Problem description: Every line below is to be copied exactly, with the pictures left out.

Stored data entries:
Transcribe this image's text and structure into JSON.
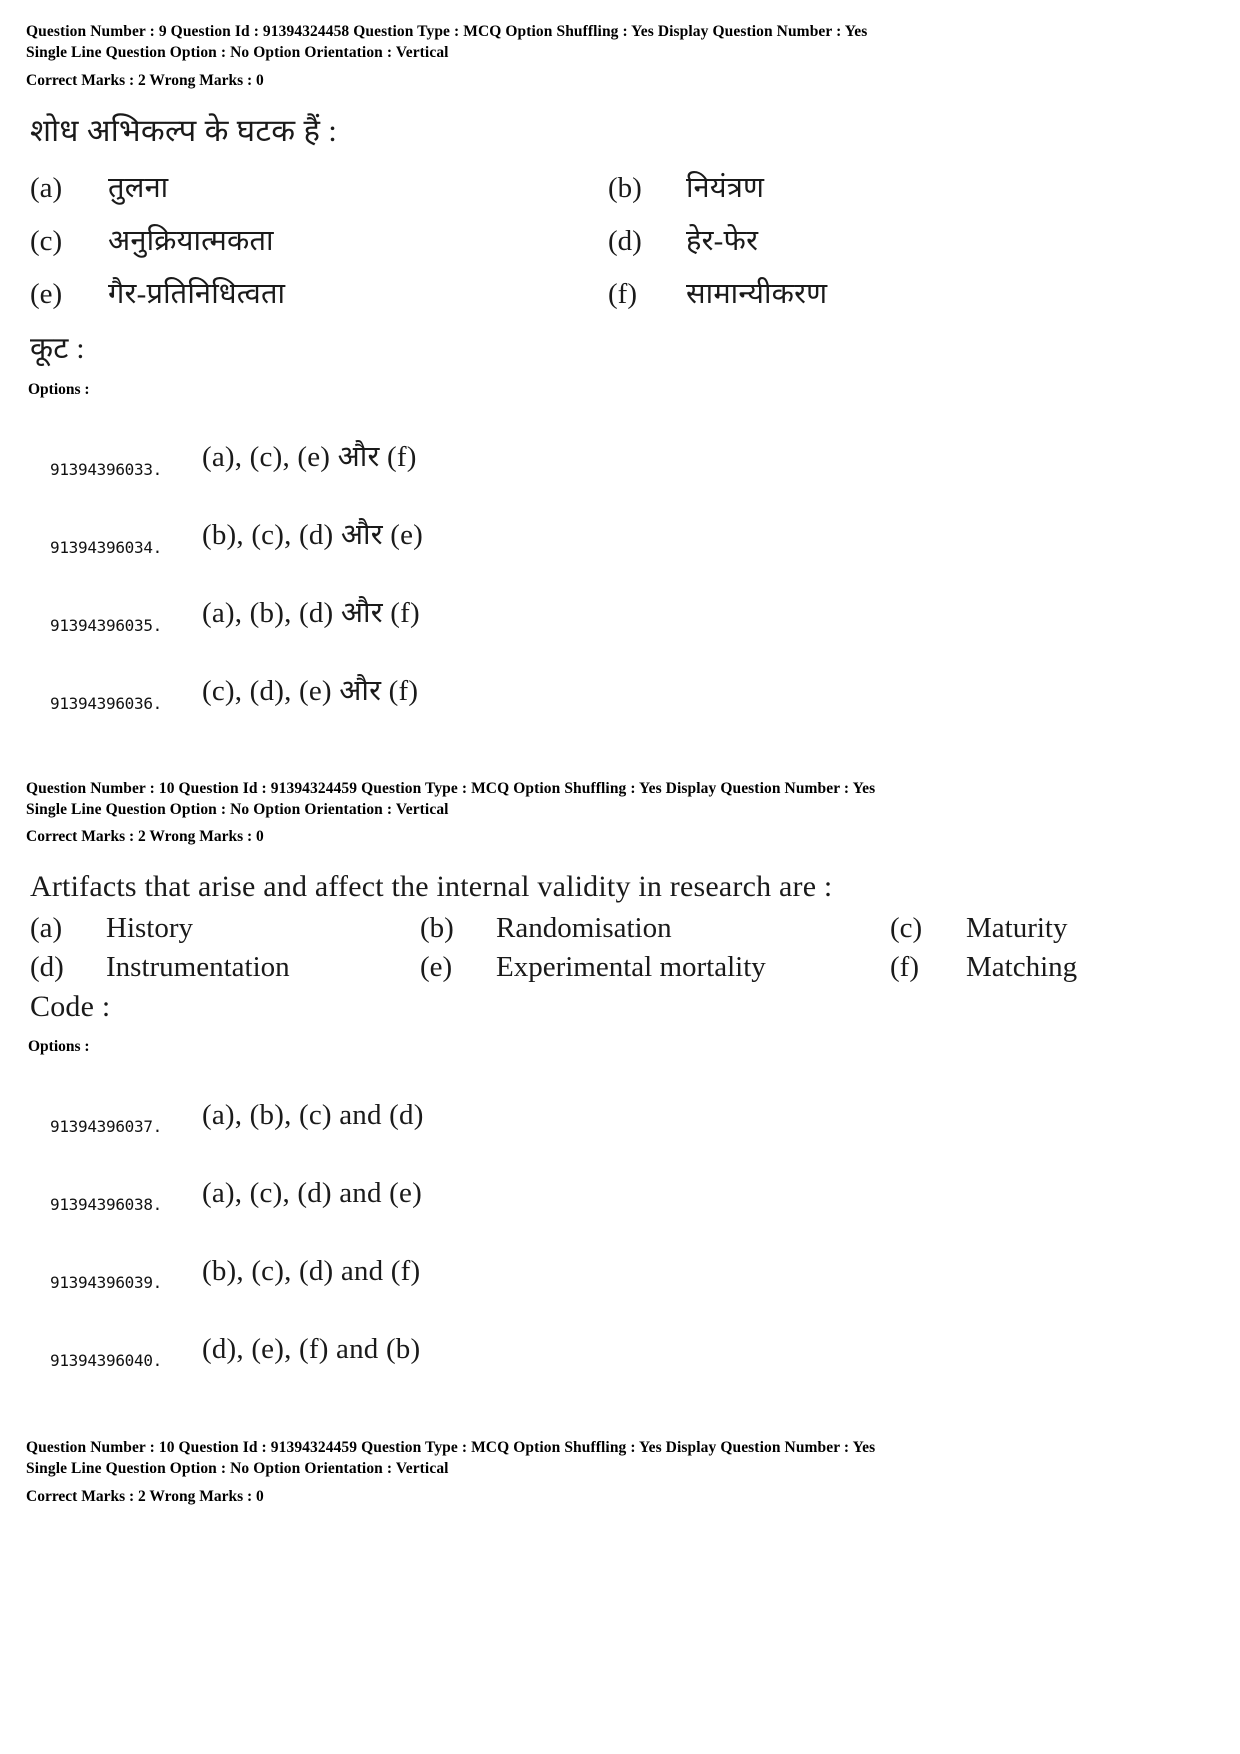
{
  "questions": [
    {
      "meta": {
        "line1": "Question Number : 9  Question Id : 91394324458  Question Type : MCQ  Option Shuffling : Yes  Display Question Number : Yes",
        "line2": "Single Line Question Option : No  Option Orientation : Vertical",
        "marks": "Correct Marks : 2  Wrong Marks : 0"
      },
      "stem": "शोध अभिकल्प के घटक हैं :",
      "subitems": [
        {
          "label": "(a)",
          "text": "तुलना"
        },
        {
          "label": "(b)",
          "text": "नियंत्रण"
        },
        {
          "label": "(c)",
          "text": "अनुक्रियात्मकता"
        },
        {
          "label": "(d)",
          "text": "हेर-फेर"
        },
        {
          "label": "(e)",
          "text": "गैर-प्रतिनिधित्वता"
        },
        {
          "label": "(f)",
          "text": "सामान्यीकरण"
        }
      ],
      "code_label": "कूट :",
      "options_heading": "Options :",
      "options": [
        {
          "id": "91394396033.",
          "text": "(a), (c), (e) और (f)"
        },
        {
          "id": "91394396034.",
          "text": "(b), (c), (d) और (e)"
        },
        {
          "id": "91394396035.",
          "text": "(a), (b), (d) और (f)"
        },
        {
          "id": "91394396036.",
          "text": "(c), (d), (e) और (f)"
        }
      ]
    },
    {
      "meta": {
        "line1": "Question Number : 10  Question Id : 91394324459  Question Type : MCQ  Option Shuffling : Yes  Display Question Number : Yes",
        "line2": "Single Line Question Option : No  Option Orientation : Vertical",
        "marks": "Correct Marks : 2  Wrong Marks : 0"
      },
      "stem": "Artifacts that arise and affect the internal validity in research are :",
      "subitems": [
        {
          "label": "(a)",
          "text": "History"
        },
        {
          "label": "(b)",
          "text": "Randomisation"
        },
        {
          "label": "(c)",
          "text": "Maturity"
        },
        {
          "label": "(d)",
          "text": "Instrumentation"
        },
        {
          "label": "(e)",
          "text": "Experimental mortality"
        },
        {
          "label": "(f)",
          "text": "Matching"
        }
      ],
      "code_label": "Code :",
      "options_heading": "Options :",
      "options": [
        {
          "id": "91394396037.",
          "text": "(a), (b), (c) and (d)"
        },
        {
          "id": "91394396038.",
          "text": "(a), (c), (d) and (e)"
        },
        {
          "id": "91394396039.",
          "text": "(b), (c), (d) and (f)"
        },
        {
          "id": "91394396040.",
          "text": "(d), (e), (f) and (b)"
        }
      ]
    }
  ],
  "footer": {
    "line1": "Question Number : 10  Question Id : 91394324459  Question Type : MCQ  Option Shuffling : Yes  Display Question Number : Yes",
    "line2": "Single Line Question Option : No  Option Orientation : Vertical",
    "marks": "Correct Marks : 2  Wrong Marks : 0"
  }
}
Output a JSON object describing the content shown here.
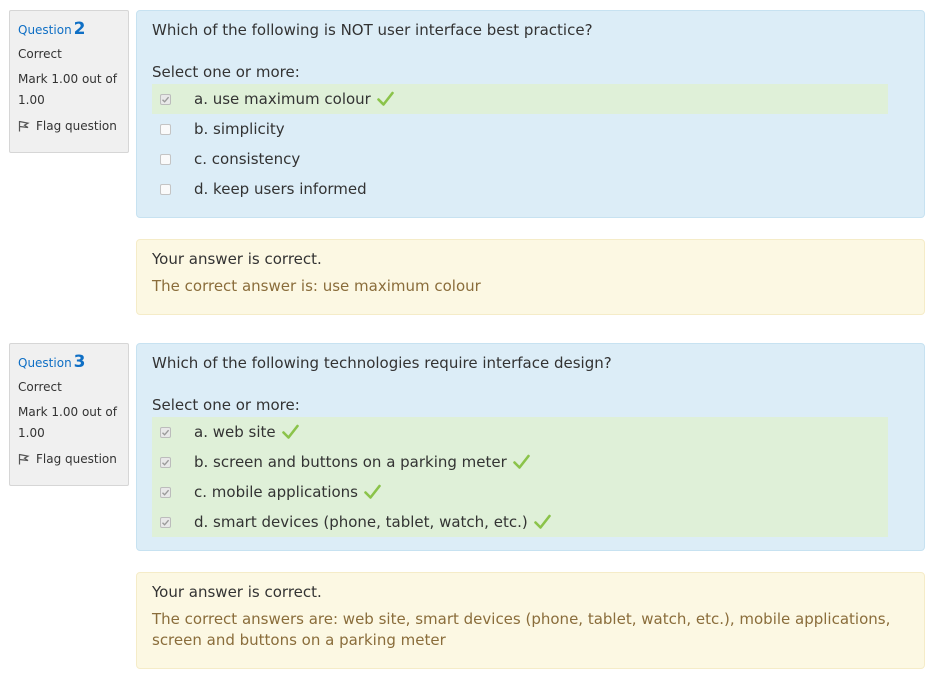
{
  "questions": [
    {
      "label": "Question",
      "number": "2",
      "state": "Correct",
      "grade": "Mark 1.00 out of 1.00",
      "flag_label": "Flag question",
      "text": "Which of the following is NOT user interface best practice?",
      "prompt": "Select one or more:",
      "answers": [
        {
          "label": "a. use maximum colour",
          "checked": true,
          "correct": true
        },
        {
          "label": "b. simplicity",
          "checked": false,
          "correct": false
        },
        {
          "label": "c. consistency",
          "checked": false,
          "correct": false
        },
        {
          "label": "d. keep users informed",
          "checked": false,
          "correct": false
        }
      ],
      "feedback": "Your answer is correct.",
      "right_answer": "The correct answer is: use maximum colour"
    },
    {
      "label": "Question",
      "number": "3",
      "state": "Correct",
      "grade": "Mark 1.00 out of 1.00",
      "flag_label": "Flag question",
      "text": "Which of the following technologies require interface design?",
      "prompt": "Select one or more:",
      "answers": [
        {
          "label": "a. web site",
          "checked": true,
          "correct": true
        },
        {
          "label": "b. screen and buttons on a parking meter",
          "checked": true,
          "correct": true
        },
        {
          "label": "c. mobile applications",
          "checked": true,
          "correct": true
        },
        {
          "label": "d. smart devices (phone, tablet, watch, etc.)",
          "checked": true,
          "correct": true
        }
      ],
      "feedback": "Your answer is correct.",
      "right_answer": "The correct answers are: web site, smart devices (phone, tablet, watch, etc.), mobile applications, screen and buttons on a parking meter"
    }
  ],
  "colors": {
    "accent": "#0f6fc5",
    "formulation_bg": "#dcedf7",
    "correct_bg": "#dff0d8",
    "feedback_bg": "#fcf8e3",
    "tick": "#8bc34a"
  },
  "icons": {
    "flag": "flag-icon",
    "tick": "checkmark-icon"
  }
}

Exercise output:
Transcribe this image's text and structure into JSON.
{
  "questions": [
    {
      "meta": {
        "line1": "Question Number : 9  Question Id : 91394324458  Question Type : MCQ  Option Shuffling : Yes  Display Question Number : Yes",
        "line2": "Single Line Question Option : No  Option Orientation : Vertical",
        "marks": "Correct Marks : 2  Wrong Marks : 0"
      },
      "stem": "शोध अभिकल्प के घटक हैं :",
      "subitems": [
        {
          "label": "(a)",
          "text": "तुलना"
        },
        {
          "label": "(b)",
          "text": "नियंत्रण"
        },
        {
          "label": "(c)",
          "text": "अनुक्रियात्मकता"
        },
        {
          "label": "(d)",
          "text": "हेर-फेर"
        },
        {
          "label": "(e)",
          "text": "गैर-प्रतिनिधित्वता"
        },
        {
          "label": "(f)",
          "text": "सामान्यीकरण"
        }
      ],
      "code_label": "कूट :",
      "options_heading": "Options :",
      "options": [
        {
          "id": "91394396033.",
          "text": "(a), (c), (e) और (f)"
        },
        {
          "id": "91394396034.",
          "text": "(b), (c), (d) और (e)"
        },
        {
          "id": "91394396035.",
          "text": "(a), (b), (d) और (f)"
        },
        {
          "id": "91394396036.",
          "text": "(c), (d), (e) और (f)"
        }
      ]
    },
    {
      "meta": {
        "line1": "Question Number : 10  Question Id : 91394324459  Question Type : MCQ  Option Shuffling : Yes  Display Question Number : Yes",
        "line2": "Single Line Question Option : No  Option Orientation : Vertical",
        "marks": "Correct Marks : 2  Wrong Marks : 0"
      },
      "stem": "Artifacts that arise and affect the internal validity in research are :",
      "subitems": [
        {
          "label": "(a)",
          "text": "History"
        },
        {
          "label": "(b)",
          "text": "Randomisation"
        },
        {
          "label": "(c)",
          "text": "Maturity"
        },
        {
          "label": "(d)",
          "text": "Instrumentation"
        },
        {
          "label": "(e)",
          "text": "Experimental mortality"
        },
        {
          "label": "(f)",
          "text": "Matching"
        }
      ],
      "code_label": "Code :",
      "options_heading": "Options :",
      "options": [
        {
          "id": "91394396037.",
          "text": "(a), (b), (c) and (d)"
        },
        {
          "id": "91394396038.",
          "text": "(a), (c), (d) and (e)"
        },
        {
          "id": "91394396039.",
          "text": "(b), (c), (d) and (f)"
        },
        {
          "id": "91394396040.",
          "text": "(d), (e), (f) and (b)"
        }
      ]
    }
  ],
  "footer": {
    "line1": "Question Number : 10  Question Id : 91394324459  Question Type : MCQ  Option Shuffling : Yes  Display Question Number : Yes",
    "line2": "Single Line Question Option : No  Option Orientation : Vertical",
    "marks": "Correct Marks : 2  Wrong Marks : 0"
  }
}
Output a JSON object describing the content shown here.
{
  "questions": [
    {
      "label": "Question",
      "number": "2",
      "state": "Correct",
      "grade": "Mark 1.00 out of 1.00",
      "flag_label": "Flag question",
      "text": "Which of the following is NOT user interface best practice?",
      "prompt": "Select one or more:",
      "answers": [
        {
          "label": "a. use maximum colour",
          "checked": true,
          "correct": true
        },
        {
          "label": "b. simplicity",
          "checked": false,
          "correct": false
        },
        {
          "label": "c. consistency",
          "checked": false,
          "correct": false
        },
        {
          "label": "d. keep users informed",
          "checked": false,
          "correct": false
        }
      ],
      "feedback": "Your answer is correct.",
      "right_answer": "The correct answer is: use maximum colour"
    },
    {
      "label": "Question",
      "number": "3",
      "state": "Correct",
      "grade": "Mark 1.00 out of 1.00",
      "flag_label": "Flag question",
      "text": "Which of the following technologies require interface design?",
      "prompt": "Select one or more:",
      "answers": [
        {
          "label": "a. web site",
          "checked": true,
          "correct": true
        },
        {
          "label": "b. screen and buttons on a parking meter",
          "checked": true,
          "correct": true
        },
        {
          "label": "c. mobile applications",
          "checked": true,
          "correct": true
        },
        {
          "label": "d. smart devices (phone, tablet, watch, etc.)",
          "checked": true,
          "correct": true
        }
      ],
      "feedback": "Your answer is correct.",
      "right_answer": "The correct answers are: web site, smart devices (phone, tablet, watch, etc.), mobile applications, screen and buttons on a parking meter"
    }
  ],
  "colors": {
    "accent": "#0f6fc5",
    "formulation_bg": "#dcedf7",
    "correct_bg": "#dff0d8",
    "feedback_bg": "#fcf8e3",
    "tick": "#8bc34a"
  },
  "icons": {
    "flag": "flag-icon",
    "tick": "checkmark-icon"
  }
}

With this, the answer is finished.